[INFORMATION SHOWN]:
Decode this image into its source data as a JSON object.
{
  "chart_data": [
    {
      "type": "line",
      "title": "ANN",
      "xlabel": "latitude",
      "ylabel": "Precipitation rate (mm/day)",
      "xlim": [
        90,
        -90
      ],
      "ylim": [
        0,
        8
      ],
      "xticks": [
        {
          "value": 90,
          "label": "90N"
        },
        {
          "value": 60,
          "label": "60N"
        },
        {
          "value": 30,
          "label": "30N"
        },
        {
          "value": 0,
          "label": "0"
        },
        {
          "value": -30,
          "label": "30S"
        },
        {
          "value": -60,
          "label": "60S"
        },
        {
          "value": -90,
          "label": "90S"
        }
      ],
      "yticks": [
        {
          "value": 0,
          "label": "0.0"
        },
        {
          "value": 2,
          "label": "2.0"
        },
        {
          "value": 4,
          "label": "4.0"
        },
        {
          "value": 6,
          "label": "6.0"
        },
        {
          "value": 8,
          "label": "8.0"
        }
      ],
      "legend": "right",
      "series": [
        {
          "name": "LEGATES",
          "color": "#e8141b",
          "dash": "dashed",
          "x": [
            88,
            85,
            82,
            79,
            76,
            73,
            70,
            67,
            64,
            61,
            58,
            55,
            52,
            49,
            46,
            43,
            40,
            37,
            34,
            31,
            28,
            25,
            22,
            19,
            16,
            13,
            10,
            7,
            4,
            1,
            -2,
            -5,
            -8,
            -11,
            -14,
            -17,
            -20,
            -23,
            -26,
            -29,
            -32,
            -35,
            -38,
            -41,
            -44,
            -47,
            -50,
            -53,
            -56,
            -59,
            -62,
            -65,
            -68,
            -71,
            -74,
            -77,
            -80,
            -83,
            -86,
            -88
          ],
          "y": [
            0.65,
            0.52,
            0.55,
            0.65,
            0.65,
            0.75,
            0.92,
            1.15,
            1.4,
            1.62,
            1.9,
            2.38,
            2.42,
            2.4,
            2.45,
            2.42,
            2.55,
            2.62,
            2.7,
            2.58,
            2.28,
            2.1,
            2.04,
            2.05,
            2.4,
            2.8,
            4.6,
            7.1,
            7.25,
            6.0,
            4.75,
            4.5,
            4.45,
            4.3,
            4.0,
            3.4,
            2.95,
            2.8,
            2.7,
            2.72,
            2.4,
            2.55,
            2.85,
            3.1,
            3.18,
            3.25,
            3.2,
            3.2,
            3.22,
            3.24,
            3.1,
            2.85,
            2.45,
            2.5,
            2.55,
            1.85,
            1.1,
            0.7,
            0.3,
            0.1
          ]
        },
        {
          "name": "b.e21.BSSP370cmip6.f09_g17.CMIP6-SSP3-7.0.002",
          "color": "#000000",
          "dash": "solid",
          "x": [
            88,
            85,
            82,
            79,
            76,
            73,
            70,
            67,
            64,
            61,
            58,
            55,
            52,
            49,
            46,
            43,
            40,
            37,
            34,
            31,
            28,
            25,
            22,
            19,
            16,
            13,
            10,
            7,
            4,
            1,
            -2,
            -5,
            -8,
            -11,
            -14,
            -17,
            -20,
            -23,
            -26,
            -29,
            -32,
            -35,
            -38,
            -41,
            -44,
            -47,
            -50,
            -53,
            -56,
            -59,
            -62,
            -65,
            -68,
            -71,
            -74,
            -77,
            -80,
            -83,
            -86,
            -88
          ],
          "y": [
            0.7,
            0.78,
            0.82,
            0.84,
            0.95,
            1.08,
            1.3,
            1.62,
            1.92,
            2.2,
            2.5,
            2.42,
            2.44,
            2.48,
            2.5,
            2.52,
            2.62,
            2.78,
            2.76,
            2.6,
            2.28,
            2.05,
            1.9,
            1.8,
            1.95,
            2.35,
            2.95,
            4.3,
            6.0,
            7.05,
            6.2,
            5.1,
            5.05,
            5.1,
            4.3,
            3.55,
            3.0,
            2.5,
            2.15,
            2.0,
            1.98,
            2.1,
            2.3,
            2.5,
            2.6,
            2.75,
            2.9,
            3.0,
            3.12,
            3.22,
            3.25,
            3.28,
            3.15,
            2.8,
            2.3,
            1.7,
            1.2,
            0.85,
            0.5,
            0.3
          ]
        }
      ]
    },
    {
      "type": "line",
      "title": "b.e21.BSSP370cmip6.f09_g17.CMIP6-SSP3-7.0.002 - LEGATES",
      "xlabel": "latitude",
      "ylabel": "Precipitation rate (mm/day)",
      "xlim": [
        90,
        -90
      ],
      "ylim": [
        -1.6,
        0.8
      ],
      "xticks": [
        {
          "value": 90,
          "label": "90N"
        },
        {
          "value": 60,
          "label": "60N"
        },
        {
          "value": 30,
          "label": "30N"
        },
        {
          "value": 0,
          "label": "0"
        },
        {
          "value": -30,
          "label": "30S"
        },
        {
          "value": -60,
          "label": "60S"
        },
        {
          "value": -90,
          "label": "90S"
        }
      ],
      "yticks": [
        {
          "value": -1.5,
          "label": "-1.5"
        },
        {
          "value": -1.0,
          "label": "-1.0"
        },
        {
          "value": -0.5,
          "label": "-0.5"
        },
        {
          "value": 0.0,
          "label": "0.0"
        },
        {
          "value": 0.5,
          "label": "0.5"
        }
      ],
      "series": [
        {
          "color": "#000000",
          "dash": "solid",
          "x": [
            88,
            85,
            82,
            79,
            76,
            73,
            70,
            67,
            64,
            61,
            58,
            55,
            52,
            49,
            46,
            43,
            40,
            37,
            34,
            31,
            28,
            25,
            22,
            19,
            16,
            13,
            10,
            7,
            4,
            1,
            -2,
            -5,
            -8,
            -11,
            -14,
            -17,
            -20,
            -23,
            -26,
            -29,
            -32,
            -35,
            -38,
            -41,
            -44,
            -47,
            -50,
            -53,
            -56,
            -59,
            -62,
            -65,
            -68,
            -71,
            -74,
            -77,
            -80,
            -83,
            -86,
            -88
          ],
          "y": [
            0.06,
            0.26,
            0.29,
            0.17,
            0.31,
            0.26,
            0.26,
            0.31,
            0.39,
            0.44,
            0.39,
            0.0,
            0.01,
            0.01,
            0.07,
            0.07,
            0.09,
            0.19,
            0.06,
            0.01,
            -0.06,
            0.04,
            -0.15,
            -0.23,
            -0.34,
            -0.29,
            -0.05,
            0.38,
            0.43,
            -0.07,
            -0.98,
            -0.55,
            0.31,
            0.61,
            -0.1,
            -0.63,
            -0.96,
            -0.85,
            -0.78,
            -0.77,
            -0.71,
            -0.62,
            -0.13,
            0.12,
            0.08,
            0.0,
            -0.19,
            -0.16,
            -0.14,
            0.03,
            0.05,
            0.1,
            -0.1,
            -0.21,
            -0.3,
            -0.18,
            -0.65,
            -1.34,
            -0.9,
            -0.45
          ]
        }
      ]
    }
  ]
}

[TASK TO COMPLETE]: Go through the material line by line. Show each line that contains the string "name".

[ANSWER TO THE EXERCISE]:
          "name": "LEGATES",
          "name": "b.e21.BSSP370cmip6.f09_g17.CMIP6-SSP3-7.0.002",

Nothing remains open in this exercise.